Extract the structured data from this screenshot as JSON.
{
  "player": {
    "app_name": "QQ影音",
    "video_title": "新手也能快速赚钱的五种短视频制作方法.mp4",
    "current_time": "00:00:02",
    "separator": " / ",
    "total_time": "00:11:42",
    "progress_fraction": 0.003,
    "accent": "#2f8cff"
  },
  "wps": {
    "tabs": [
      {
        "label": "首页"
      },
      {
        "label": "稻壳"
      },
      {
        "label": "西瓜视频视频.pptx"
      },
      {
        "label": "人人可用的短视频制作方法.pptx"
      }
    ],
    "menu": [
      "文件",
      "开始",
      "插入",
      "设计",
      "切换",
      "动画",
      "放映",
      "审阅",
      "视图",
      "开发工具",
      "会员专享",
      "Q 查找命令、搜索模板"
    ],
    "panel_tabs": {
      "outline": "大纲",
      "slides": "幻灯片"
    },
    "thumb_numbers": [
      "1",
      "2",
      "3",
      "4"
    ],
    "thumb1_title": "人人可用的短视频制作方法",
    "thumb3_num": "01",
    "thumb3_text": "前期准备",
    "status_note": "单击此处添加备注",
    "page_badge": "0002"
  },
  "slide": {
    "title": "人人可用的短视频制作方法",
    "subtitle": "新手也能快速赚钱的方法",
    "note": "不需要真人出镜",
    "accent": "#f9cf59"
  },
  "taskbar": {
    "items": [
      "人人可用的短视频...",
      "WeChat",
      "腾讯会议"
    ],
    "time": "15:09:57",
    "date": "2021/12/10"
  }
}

→ **Required work**: Print the whole listing exactly as it is.

→ **Correct answer**:
Extract the structured data from this screenshot as JSON.
{
  "player": {
    "app_name": "QQ影音",
    "video_title": "新手也能快速赚钱的五种短视频制作方法.mp4",
    "current_time": "00:00:02",
    "separator": " / ",
    "total_time": "00:11:42",
    "progress_fraction": 0.003,
    "accent": "#2f8cff"
  },
  "wps": {
    "tabs": [
      {
        "label": "首页"
      },
      {
        "label": "稻壳"
      },
      {
        "label": "西瓜视频视频.pptx"
      },
      {
        "label": "人人可用的短视频制作方法.pptx"
      }
    ],
    "menu": [
      "文件",
      "开始",
      "插入",
      "设计",
      "切换",
      "动画",
      "放映",
      "审阅",
      "视图",
      "开发工具",
      "会员专享",
      "Q 查找命令、搜索模板"
    ],
    "panel_tabs": {
      "outline": "大纲",
      "slides": "幻灯片"
    },
    "thumb_numbers": [
      "1",
      "2",
      "3",
      "4"
    ],
    "thumb1_title": "人人可用的短视频制作方法",
    "thumb3_num": "01",
    "thumb3_text": "前期准备",
    "status_note": "单击此处添加备注",
    "page_badge": "0002"
  },
  "slide": {
    "title": "人人可用的短视频制作方法",
    "subtitle": "新手也能快速赚钱的方法",
    "note": "不需要真人出镜",
    "accent": "#f9cf59"
  },
  "taskbar": {
    "items": [
      "人人可用的短视频...",
      "WeChat",
      "腾讯会议"
    ],
    "time": "15:09:57",
    "date": "2021/12/10"
  }
}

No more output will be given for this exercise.